Records contained in a dataset:
-- Begin --

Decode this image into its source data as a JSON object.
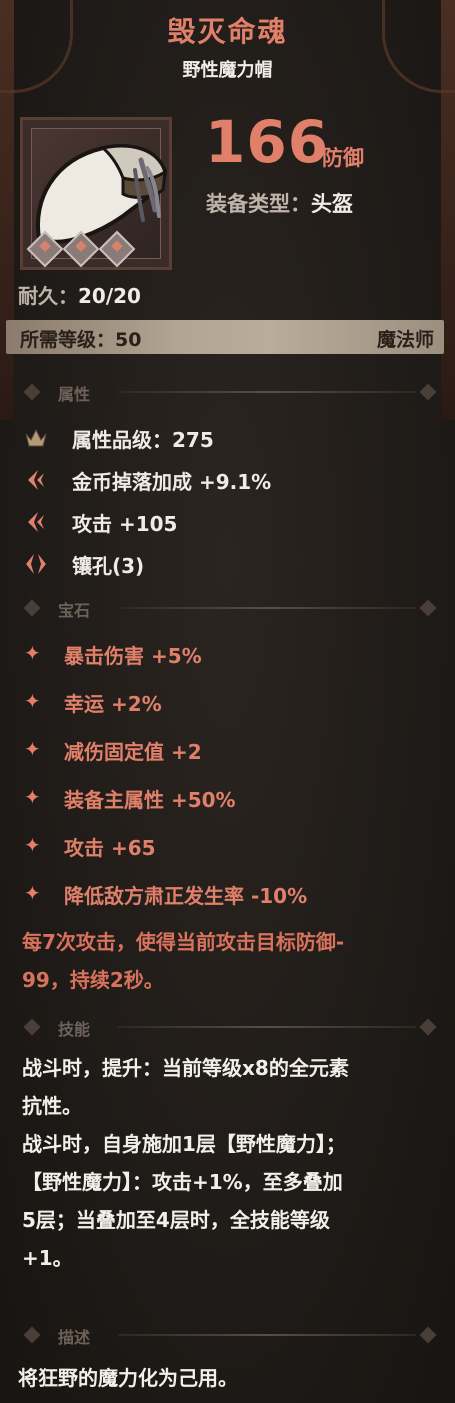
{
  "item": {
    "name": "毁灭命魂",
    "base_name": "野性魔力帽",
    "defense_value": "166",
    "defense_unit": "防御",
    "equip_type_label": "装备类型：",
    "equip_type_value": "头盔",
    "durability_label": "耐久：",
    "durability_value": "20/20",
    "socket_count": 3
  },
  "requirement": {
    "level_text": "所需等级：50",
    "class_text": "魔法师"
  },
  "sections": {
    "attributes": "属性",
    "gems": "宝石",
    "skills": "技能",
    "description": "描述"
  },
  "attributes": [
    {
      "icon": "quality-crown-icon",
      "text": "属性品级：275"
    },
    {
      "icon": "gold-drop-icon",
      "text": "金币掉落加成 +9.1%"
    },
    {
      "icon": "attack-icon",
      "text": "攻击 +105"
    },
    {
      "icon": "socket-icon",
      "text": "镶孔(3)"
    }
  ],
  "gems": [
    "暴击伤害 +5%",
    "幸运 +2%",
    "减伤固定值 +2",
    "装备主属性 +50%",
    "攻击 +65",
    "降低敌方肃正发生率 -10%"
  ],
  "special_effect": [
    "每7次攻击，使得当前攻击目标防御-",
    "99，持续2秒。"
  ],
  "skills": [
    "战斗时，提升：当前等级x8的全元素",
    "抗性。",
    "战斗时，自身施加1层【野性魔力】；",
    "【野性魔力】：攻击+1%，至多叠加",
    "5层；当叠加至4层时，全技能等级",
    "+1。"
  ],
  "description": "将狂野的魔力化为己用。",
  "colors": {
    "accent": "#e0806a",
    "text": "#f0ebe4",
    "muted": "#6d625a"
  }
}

-- End --

TASK INSTRUCTIONS: Quote every entry exactly, with the pictures omitted.

COMPLETE RESPONSE:
Decode this image into its source data as a JSON object.
{
  "item": {
    "name": "毁灭命魂",
    "base_name": "野性魔力帽",
    "defense_value": "166",
    "defense_unit": "防御",
    "equip_type_label": "装备类型：",
    "equip_type_value": "头盔",
    "durability_label": "耐久：",
    "durability_value": "20/20",
    "socket_count": 3
  },
  "requirement": {
    "level_text": "所需等级：50",
    "class_text": "魔法师"
  },
  "sections": {
    "attributes": "属性",
    "gems": "宝石",
    "skills": "技能",
    "description": "描述"
  },
  "attributes": [
    {
      "icon": "quality-crown-icon",
      "text": "属性品级：275"
    },
    {
      "icon": "gold-drop-icon",
      "text": "金币掉落加成 +9.1%"
    },
    {
      "icon": "attack-icon",
      "text": "攻击 +105"
    },
    {
      "icon": "socket-icon",
      "text": "镶孔(3)"
    }
  ],
  "gems": [
    "暴击伤害 +5%",
    "幸运 +2%",
    "减伤固定值 +2",
    "装备主属性 +50%",
    "攻击 +65",
    "降低敌方肃正发生率 -10%"
  ],
  "special_effect": [
    "每7次攻击，使得当前攻击目标防御-",
    "99，持续2秒。"
  ],
  "skills": [
    "战斗时，提升：当前等级x8的全元素",
    "抗性。",
    "战斗时，自身施加1层【野性魔力】；",
    "【野性魔力】：攻击+1%，至多叠加",
    "5层；当叠加至4层时，全技能等级",
    "+1。"
  ],
  "description": "将狂野的魔力化为己用。",
  "colors": {
    "accent": "#e0806a",
    "text": "#f0ebe4",
    "muted": "#6d625a"
  }
}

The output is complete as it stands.